#### Dataset entries
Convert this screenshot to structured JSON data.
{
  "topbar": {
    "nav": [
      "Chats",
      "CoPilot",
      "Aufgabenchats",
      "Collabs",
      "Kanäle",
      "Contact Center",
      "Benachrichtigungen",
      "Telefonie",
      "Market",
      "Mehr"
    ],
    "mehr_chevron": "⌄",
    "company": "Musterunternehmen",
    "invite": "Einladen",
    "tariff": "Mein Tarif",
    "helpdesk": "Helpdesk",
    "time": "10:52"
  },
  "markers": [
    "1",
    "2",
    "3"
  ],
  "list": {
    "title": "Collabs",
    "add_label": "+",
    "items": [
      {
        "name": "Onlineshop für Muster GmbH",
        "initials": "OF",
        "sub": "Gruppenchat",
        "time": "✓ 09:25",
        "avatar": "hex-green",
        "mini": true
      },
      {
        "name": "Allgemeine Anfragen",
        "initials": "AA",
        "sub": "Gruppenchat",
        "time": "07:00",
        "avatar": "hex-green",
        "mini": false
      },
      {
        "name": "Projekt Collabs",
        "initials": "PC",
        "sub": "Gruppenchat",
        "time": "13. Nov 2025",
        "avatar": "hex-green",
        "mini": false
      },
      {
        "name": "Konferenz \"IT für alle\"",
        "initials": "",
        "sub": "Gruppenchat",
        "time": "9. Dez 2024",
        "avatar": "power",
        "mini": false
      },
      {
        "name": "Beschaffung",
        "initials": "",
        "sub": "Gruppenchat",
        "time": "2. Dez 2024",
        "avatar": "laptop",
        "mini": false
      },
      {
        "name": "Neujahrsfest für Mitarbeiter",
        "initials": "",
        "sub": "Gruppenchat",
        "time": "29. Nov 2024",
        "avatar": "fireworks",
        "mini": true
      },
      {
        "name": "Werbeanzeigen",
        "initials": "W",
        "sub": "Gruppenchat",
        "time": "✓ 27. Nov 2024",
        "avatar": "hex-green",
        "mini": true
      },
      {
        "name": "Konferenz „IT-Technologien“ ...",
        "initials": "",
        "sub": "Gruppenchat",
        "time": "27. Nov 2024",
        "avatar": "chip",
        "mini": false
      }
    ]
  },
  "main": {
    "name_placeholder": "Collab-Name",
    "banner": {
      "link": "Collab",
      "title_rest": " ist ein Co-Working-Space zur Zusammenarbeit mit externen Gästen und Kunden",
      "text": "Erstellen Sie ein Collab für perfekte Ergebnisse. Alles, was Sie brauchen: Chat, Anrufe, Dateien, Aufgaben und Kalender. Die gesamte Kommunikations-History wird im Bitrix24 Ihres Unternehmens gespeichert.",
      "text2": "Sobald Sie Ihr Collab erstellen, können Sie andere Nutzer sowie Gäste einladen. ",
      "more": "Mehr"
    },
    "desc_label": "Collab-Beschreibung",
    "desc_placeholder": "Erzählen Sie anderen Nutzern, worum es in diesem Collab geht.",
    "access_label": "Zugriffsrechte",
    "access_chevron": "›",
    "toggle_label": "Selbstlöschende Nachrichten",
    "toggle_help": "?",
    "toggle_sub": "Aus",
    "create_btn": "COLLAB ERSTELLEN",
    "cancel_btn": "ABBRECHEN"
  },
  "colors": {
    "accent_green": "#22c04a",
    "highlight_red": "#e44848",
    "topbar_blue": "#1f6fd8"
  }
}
########
#### Dataset entries
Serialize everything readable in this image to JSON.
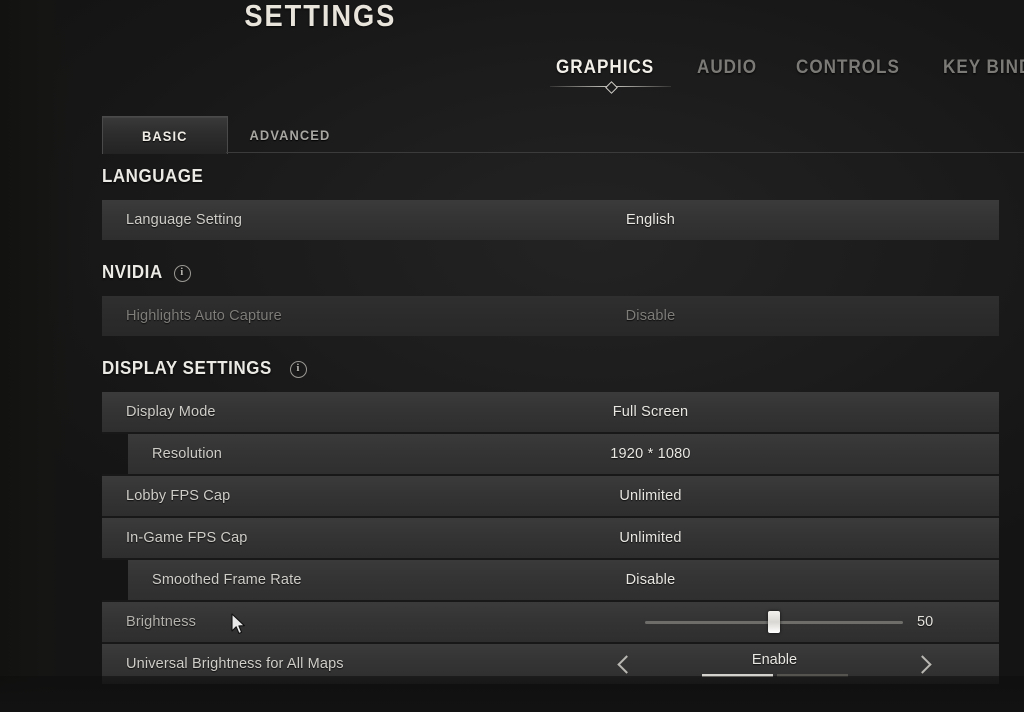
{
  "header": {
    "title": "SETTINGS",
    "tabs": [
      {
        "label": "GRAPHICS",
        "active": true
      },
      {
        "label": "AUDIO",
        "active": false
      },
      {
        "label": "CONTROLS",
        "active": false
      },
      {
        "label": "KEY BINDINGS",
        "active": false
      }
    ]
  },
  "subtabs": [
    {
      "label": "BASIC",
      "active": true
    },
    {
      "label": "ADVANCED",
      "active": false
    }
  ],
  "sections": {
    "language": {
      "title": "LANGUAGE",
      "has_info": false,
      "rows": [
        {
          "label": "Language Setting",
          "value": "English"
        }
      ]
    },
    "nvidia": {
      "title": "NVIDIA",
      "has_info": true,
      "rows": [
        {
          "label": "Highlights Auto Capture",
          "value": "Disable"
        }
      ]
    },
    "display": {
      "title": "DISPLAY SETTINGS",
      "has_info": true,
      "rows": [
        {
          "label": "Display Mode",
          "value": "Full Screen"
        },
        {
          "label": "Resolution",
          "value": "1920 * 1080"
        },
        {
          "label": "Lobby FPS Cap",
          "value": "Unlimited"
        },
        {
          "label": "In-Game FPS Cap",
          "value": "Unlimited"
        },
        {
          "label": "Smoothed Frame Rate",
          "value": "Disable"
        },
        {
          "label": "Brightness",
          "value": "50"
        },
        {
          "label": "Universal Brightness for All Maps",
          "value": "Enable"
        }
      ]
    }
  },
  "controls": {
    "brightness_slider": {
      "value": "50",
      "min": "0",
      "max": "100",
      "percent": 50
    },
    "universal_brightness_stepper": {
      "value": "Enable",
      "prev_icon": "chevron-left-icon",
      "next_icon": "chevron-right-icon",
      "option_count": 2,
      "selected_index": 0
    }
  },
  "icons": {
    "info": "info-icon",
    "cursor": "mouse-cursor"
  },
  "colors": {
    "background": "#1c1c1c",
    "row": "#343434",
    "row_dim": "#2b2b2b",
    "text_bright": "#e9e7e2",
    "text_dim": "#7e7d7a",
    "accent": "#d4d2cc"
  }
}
########
* [Problem to solve]:
In the entries above, locate every line with the word "JSON" and copy it.

* [Correct output]:
Convert this screenshot to structured JSON data.
Serialize everything readable in this image to JSON.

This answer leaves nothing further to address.